- EXERCISE REQUIREMENTS -
Search the material for the word "業務実施体制" and report each line where it turns up.

══════════════════════════════

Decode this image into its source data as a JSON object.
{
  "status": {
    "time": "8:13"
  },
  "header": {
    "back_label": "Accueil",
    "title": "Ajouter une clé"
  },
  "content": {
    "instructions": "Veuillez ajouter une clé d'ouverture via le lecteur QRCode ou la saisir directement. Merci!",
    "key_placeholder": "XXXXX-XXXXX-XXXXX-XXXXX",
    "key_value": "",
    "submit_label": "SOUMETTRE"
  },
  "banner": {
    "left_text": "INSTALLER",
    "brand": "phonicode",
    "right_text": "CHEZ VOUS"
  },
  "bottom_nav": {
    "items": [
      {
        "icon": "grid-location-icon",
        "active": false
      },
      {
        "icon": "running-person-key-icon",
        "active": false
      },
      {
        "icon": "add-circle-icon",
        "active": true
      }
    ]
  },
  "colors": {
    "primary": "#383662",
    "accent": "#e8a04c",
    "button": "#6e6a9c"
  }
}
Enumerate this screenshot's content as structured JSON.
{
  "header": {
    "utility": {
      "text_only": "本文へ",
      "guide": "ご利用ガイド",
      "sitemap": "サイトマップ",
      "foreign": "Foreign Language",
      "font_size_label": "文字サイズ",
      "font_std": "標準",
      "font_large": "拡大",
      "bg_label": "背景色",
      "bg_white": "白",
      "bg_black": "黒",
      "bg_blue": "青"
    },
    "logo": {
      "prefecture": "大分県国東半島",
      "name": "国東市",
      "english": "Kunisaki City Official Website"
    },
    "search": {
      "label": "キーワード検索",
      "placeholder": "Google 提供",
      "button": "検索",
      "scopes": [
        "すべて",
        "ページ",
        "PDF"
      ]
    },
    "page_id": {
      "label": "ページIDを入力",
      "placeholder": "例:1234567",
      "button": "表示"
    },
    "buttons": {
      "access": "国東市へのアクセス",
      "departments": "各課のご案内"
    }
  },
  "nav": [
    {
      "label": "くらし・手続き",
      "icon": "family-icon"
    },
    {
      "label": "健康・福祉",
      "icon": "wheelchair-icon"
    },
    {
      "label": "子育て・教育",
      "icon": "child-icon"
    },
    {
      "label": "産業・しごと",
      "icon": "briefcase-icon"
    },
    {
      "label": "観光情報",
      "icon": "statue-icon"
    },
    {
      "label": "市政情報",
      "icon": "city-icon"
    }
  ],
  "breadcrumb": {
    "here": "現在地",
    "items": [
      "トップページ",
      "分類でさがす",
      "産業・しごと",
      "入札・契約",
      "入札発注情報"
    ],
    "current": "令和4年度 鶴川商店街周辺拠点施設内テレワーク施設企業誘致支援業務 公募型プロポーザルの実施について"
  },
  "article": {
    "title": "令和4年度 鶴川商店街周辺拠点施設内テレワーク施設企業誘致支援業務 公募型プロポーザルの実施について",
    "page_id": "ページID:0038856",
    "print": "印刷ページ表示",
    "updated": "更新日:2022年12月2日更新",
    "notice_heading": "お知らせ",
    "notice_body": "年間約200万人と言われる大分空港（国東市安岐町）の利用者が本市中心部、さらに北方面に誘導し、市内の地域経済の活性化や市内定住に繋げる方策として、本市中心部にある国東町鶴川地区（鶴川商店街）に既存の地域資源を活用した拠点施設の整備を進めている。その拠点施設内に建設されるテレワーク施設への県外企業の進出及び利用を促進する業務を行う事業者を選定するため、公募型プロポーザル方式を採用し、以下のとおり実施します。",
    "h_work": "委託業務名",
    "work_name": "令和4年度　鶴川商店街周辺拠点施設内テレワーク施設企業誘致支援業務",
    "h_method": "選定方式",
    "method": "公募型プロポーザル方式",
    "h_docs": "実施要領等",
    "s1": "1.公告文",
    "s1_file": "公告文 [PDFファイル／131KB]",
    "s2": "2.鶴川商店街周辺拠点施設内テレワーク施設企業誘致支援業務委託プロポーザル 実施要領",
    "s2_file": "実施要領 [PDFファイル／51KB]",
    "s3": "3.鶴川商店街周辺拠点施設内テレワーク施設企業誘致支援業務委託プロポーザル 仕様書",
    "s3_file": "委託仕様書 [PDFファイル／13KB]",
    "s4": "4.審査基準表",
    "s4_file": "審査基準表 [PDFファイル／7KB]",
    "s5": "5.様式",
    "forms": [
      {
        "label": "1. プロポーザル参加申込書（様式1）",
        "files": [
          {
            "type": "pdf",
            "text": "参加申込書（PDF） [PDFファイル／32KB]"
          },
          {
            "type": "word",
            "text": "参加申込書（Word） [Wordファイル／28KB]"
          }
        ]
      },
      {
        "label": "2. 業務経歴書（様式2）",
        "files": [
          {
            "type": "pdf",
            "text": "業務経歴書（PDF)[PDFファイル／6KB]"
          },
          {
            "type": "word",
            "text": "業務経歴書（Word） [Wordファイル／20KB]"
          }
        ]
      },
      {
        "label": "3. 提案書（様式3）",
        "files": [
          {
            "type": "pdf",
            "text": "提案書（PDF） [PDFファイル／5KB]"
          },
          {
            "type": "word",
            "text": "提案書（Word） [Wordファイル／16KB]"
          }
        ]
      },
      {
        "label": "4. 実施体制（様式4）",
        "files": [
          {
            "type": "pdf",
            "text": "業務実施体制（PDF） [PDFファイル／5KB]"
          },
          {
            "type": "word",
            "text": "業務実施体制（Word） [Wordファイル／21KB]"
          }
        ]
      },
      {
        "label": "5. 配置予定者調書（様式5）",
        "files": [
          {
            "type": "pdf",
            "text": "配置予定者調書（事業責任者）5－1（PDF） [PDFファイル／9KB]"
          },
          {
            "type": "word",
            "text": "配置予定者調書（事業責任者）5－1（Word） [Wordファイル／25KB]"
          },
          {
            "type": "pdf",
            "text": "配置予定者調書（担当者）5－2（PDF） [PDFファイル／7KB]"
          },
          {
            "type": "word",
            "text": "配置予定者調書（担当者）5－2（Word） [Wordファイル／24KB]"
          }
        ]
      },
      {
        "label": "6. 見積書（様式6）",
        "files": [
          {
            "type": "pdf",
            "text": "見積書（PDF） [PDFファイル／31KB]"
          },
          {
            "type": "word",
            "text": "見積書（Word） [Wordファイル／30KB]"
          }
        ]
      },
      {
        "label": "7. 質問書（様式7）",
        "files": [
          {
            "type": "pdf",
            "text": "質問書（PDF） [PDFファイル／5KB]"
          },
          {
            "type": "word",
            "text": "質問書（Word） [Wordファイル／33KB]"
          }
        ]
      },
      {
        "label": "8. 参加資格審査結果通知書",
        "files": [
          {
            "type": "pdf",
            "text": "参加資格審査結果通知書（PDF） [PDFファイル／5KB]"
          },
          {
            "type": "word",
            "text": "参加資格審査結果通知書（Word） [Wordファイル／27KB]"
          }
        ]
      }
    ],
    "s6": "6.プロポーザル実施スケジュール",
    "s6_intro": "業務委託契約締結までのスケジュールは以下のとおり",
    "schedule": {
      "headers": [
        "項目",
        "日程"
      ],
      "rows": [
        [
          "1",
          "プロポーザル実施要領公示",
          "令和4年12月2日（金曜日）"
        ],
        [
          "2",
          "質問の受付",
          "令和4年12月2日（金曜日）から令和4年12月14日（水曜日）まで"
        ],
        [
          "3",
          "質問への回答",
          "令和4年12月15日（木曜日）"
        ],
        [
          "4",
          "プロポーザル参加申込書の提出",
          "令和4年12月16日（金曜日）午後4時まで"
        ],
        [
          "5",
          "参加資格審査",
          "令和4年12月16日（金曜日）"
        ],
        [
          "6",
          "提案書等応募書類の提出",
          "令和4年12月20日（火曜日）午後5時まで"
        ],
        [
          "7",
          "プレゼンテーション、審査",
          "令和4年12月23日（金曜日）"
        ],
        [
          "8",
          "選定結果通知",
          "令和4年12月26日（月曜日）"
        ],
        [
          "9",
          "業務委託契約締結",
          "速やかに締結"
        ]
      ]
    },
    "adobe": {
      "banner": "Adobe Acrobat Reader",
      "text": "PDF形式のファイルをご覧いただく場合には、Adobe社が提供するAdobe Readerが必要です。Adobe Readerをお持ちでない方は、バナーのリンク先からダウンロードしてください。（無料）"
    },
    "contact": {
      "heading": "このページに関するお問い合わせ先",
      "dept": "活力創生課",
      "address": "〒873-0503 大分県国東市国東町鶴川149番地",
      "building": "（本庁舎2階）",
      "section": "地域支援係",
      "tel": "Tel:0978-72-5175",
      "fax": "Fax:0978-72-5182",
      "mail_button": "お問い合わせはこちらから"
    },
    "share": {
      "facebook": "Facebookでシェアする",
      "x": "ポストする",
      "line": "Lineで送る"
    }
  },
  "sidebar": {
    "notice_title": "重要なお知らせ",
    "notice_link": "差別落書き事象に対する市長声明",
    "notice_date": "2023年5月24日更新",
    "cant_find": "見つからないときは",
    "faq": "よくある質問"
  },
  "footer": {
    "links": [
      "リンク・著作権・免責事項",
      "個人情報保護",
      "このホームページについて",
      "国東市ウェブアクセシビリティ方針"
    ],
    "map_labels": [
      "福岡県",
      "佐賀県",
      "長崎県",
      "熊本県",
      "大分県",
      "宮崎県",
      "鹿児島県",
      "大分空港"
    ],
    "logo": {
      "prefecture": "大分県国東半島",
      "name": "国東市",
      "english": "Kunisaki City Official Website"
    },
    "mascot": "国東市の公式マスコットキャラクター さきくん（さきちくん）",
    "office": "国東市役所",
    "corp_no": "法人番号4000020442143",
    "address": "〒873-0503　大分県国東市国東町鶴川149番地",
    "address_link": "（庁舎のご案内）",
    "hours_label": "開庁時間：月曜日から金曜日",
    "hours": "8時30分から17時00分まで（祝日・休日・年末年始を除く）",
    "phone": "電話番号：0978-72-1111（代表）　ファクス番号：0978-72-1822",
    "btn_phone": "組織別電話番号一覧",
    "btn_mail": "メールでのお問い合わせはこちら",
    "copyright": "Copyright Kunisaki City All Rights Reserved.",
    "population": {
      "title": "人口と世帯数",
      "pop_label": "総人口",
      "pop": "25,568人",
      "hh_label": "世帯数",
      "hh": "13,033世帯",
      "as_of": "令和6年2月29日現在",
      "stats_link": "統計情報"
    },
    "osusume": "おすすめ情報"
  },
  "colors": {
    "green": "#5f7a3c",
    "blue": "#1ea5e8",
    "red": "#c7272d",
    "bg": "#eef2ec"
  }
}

══════════════════════════════

- RESPONSE TO THIS TASK -
            "text": "業務実施体制（PDF） [PDFファイル／5KB]"
            "text": "業務実施体制（Word） [Wordファイル／21KB]"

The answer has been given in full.